** Given instruction **
Restate each of the lines below word for word and drop every picture.

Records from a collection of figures
-- START --

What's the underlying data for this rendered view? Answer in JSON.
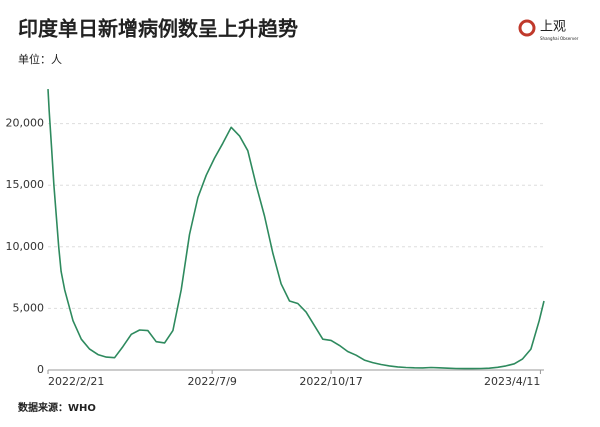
{
  "chart_data": {
    "type": "line",
    "title": "印度单日新增病例数呈上升趋势",
    "unit_label": "单位：人",
    "source": "数据来源：WHO",
    "logo": "上观",
    "logo_subtitle": "Shanghai Observer",
    "x": [
      "2022/2/21",
      "2022/2/22",
      "2022/2/24",
      "2022/2/26",
      "2022/2/28",
      "2022/3/2",
      "2022/3/4",
      "2022/3/7",
      "2022/3/14",
      "2022/3/21",
      "2022/3/28",
      "2022/4/4",
      "2022/4/11",
      "2022/4/18",
      "2022/4/25",
      "2022/5/2",
      "2022/5/9",
      "2022/5/16",
      "2022/5/23",
      "2022/5/30",
      "2022/6/6",
      "2022/6/13",
      "2022/6/20",
      "2022/6/27",
      "2022/7/4",
      "2022/7/11",
      "2022/7/18",
      "2022/7/25",
      "2022/8/1",
      "2022/8/8",
      "2022/8/15",
      "2022/8/22",
      "2022/8/29",
      "2022/9/5",
      "2022/9/12",
      "2022/9/19",
      "2022/9/26",
      "2022/10/3",
      "2022/10/10",
      "2022/10/17",
      "2022/10/24",
      "2022/10/31",
      "2022/11/7",
      "2022/11/14",
      "2022/11/21",
      "2022/11/28",
      "2022/12/5",
      "2022/12/12",
      "2022/12/19",
      "2022/12/26",
      "2023/1/2",
      "2023/1/9",
      "2023/1/16",
      "2023/1/23",
      "2023/1/30",
      "2023/2/6",
      "2023/2/13",
      "2023/2/20",
      "2023/2/27",
      "2023/3/6",
      "2023/3/13",
      "2023/3/20",
      "2023/3/27",
      "2023/4/3",
      "2023/4/10",
      "2023/4/14"
    ],
    "series": [
      {
        "name": "单日新增病例",
        "color": "#2e8a5e",
        "values": [
          22800,
          21000,
          18000,
          15000,
          12500,
          10000,
          8000,
          6500,
          4000,
          2500,
          1700,
          1250,
          1050,
          1000,
          1900,
          2900,
          3250,
          3200,
          2300,
          2200,
          3200,
          6500,
          11000,
          14000,
          15800,
          17200,
          18400,
          19700,
          19000,
          17800,
          15000,
          12500,
          9500,
          7000,
          5600,
          5400,
          4700,
          3600,
          2500,
          2400,
          2000,
          1500,
          1200,
          800,
          600,
          450,
          330,
          250,
          200,
          180,
          170,
          200,
          180,
          150,
          120,
          110,
          110,
          120,
          150,
          220,
          330,
          500,
          900,
          1700,
          4000,
          5600
        ]
      }
    ],
    "xlim": [
      "2022/2/21",
      "2023/4/14"
    ],
    "xticks": [
      "2022/2/21",
      "2022/7/9",
      "2022/10/17",
      "2023/4/11"
    ],
    "ylim": [
      0,
      25000
    ],
    "yticks": [
      0,
      {
        "value": 5000,
        "label": "5,000"
      },
      {
        "value": 10000,
        "label": "10,000"
      },
      {
        "value": 15000,
        "label": "15,000"
      },
      {
        "value": 20000,
        "label": "20,000"
      }
    ],
    "grid": true
  }
}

-- END --

** Answer to the exercise **
What's the underlying data for this rendered view? Answer in JSON.
{
  "chart_data": {
    "type": "line",
    "title": "印度单日新增病例数呈上升趋势",
    "unit_label": "单位：人",
    "source": "数据来源：WHO",
    "logo": "上观",
    "logo_subtitle": "Shanghai Observer",
    "x": [
      "2022/2/21",
      "2022/2/22",
      "2022/2/24",
      "2022/2/26",
      "2022/2/28",
      "2022/3/2",
      "2022/3/4",
      "2022/3/7",
      "2022/3/14",
      "2022/3/21",
      "2022/3/28",
      "2022/4/4",
      "2022/4/11",
      "2022/4/18",
      "2022/4/25",
      "2022/5/2",
      "2022/5/9",
      "2022/5/16",
      "2022/5/23",
      "2022/5/30",
      "2022/6/6",
      "2022/6/13",
      "2022/6/20",
      "2022/6/27",
      "2022/7/4",
      "2022/7/11",
      "2022/7/18",
      "2022/7/25",
      "2022/8/1",
      "2022/8/8",
      "2022/8/15",
      "2022/8/22",
      "2022/8/29",
      "2022/9/5",
      "2022/9/12",
      "2022/9/19",
      "2022/9/26",
      "2022/10/3",
      "2022/10/10",
      "2022/10/17",
      "2022/10/24",
      "2022/10/31",
      "2022/11/7",
      "2022/11/14",
      "2022/11/21",
      "2022/11/28",
      "2022/12/5",
      "2022/12/12",
      "2022/12/19",
      "2022/12/26",
      "2023/1/2",
      "2023/1/9",
      "2023/1/16",
      "2023/1/23",
      "2023/1/30",
      "2023/2/6",
      "2023/2/13",
      "2023/2/20",
      "2023/2/27",
      "2023/3/6",
      "2023/3/13",
      "2023/3/20",
      "2023/3/27",
      "2023/4/3",
      "2023/4/10",
      "2023/4/14"
    ],
    "series": [
      {
        "name": "单日新增病例",
        "color": "#2e8a5e",
        "values": [
          22800,
          21000,
          18000,
          15000,
          12500,
          10000,
          8000,
          6500,
          4000,
          2500,
          1700,
          1250,
          1050,
          1000,
          1900,
          2900,
          3250,
          3200,
          2300,
          2200,
          3200,
          6500,
          11000,
          14000,
          15800,
          17200,
          18400,
          19700,
          19000,
          17800,
          15000,
          12500,
          9500,
          7000,
          5600,
          5400,
          4700,
          3600,
          2500,
          2400,
          2000,
          1500,
          1200,
          800,
          600,
          450,
          330,
          250,
          200,
          180,
          170,
          200,
          180,
          150,
          120,
          110,
          110,
          120,
          150,
          220,
          330,
          500,
          900,
          1700,
          4000,
          5600
        ]
      }
    ],
    "xlim": [
      "2022/2/21",
      "2023/4/14"
    ],
    "xticks": [
      "2022/2/21",
      "2022/7/9",
      "2022/10/17",
      "2023/4/11"
    ],
    "ylim": [
      0,
      25000
    ],
    "yticks": [
      0,
      {
        "value": 5000,
        "label": "5,000"
      },
      {
        "value": 10000,
        "label": "10,000"
      },
      {
        "value": 15000,
        "label": "15,000"
      },
      {
        "value": 20000,
        "label": "20,000"
      }
    ],
    "grid": true
  }
}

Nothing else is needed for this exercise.